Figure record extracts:
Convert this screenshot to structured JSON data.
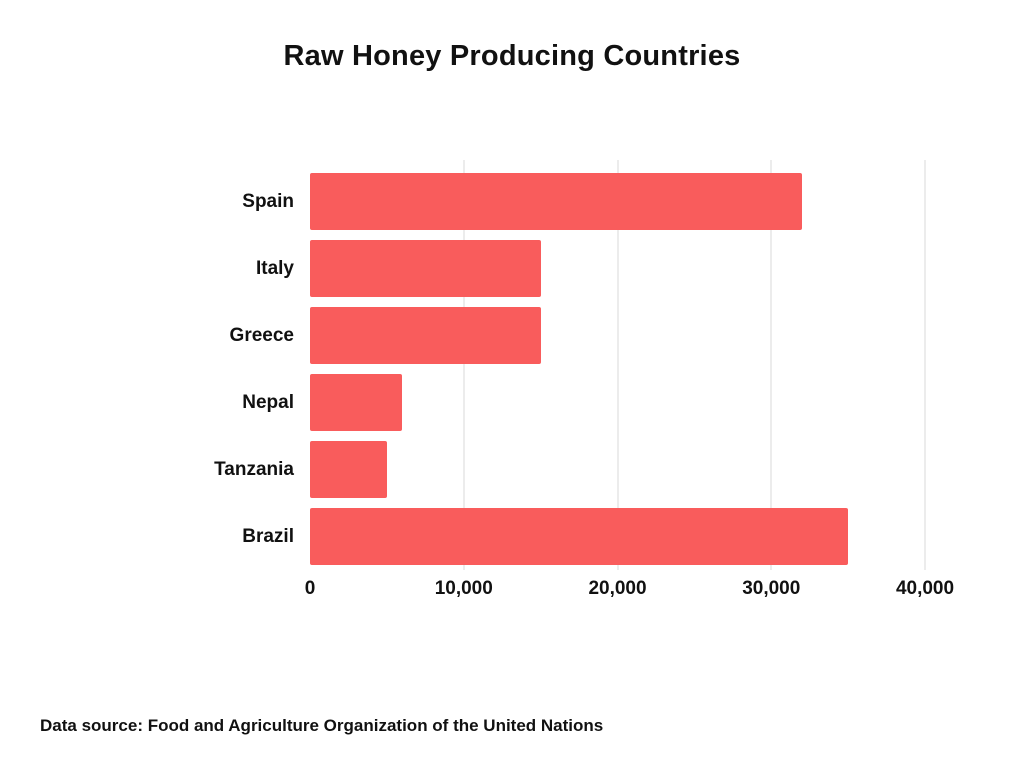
{
  "title": "Raw Honey Producing Countries",
  "footer": "Data source: Food and Agriculture Organization of the United Nations",
  "chart_data": {
    "type": "bar",
    "orientation": "horizontal",
    "title": "Raw Honey Producing Countries",
    "categories": [
      "Spain",
      "Italy",
      "Greece",
      "Nepal",
      "Tanzania",
      "Brazil"
    ],
    "values": [
      32000,
      15000,
      15000,
      6000,
      5000,
      35000
    ],
    "xlabel": "",
    "ylabel": "",
    "xlim": [
      0,
      40000
    ],
    "xticks": [
      0,
      10000,
      20000,
      30000,
      40000
    ],
    "xtick_labels": [
      "0",
      "10,000",
      "20,000",
      "30,000",
      "40,000"
    ],
    "bar_color": "#F95C5C",
    "gridline_color": "#ececec",
    "grid": true,
    "legend": false,
    "annotation": "Data source: Food and Agriculture Organization of the United Nations"
  }
}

◆ **EXERCISE DETAILS**
Without the pictures, repeat all the records word for word.

◆ **FINISHED EXERCISE**
Convert this screenshot to structured JSON data.
{
  "title": "Raw Honey Producing Countries",
  "footer": "Data source: Food and Agriculture Organization of the United Nations",
  "chart_data": {
    "type": "bar",
    "orientation": "horizontal",
    "title": "Raw Honey Producing Countries",
    "categories": [
      "Spain",
      "Italy",
      "Greece",
      "Nepal",
      "Tanzania",
      "Brazil"
    ],
    "values": [
      32000,
      15000,
      15000,
      6000,
      5000,
      35000
    ],
    "xlabel": "",
    "ylabel": "",
    "xlim": [
      0,
      40000
    ],
    "xticks": [
      0,
      10000,
      20000,
      30000,
      40000
    ],
    "xtick_labels": [
      "0",
      "10,000",
      "20,000",
      "30,000",
      "40,000"
    ],
    "bar_color": "#F95C5C",
    "gridline_color": "#ececec",
    "grid": true,
    "legend": false,
    "annotation": "Data source: Food and Agriculture Organization of the United Nations"
  }
}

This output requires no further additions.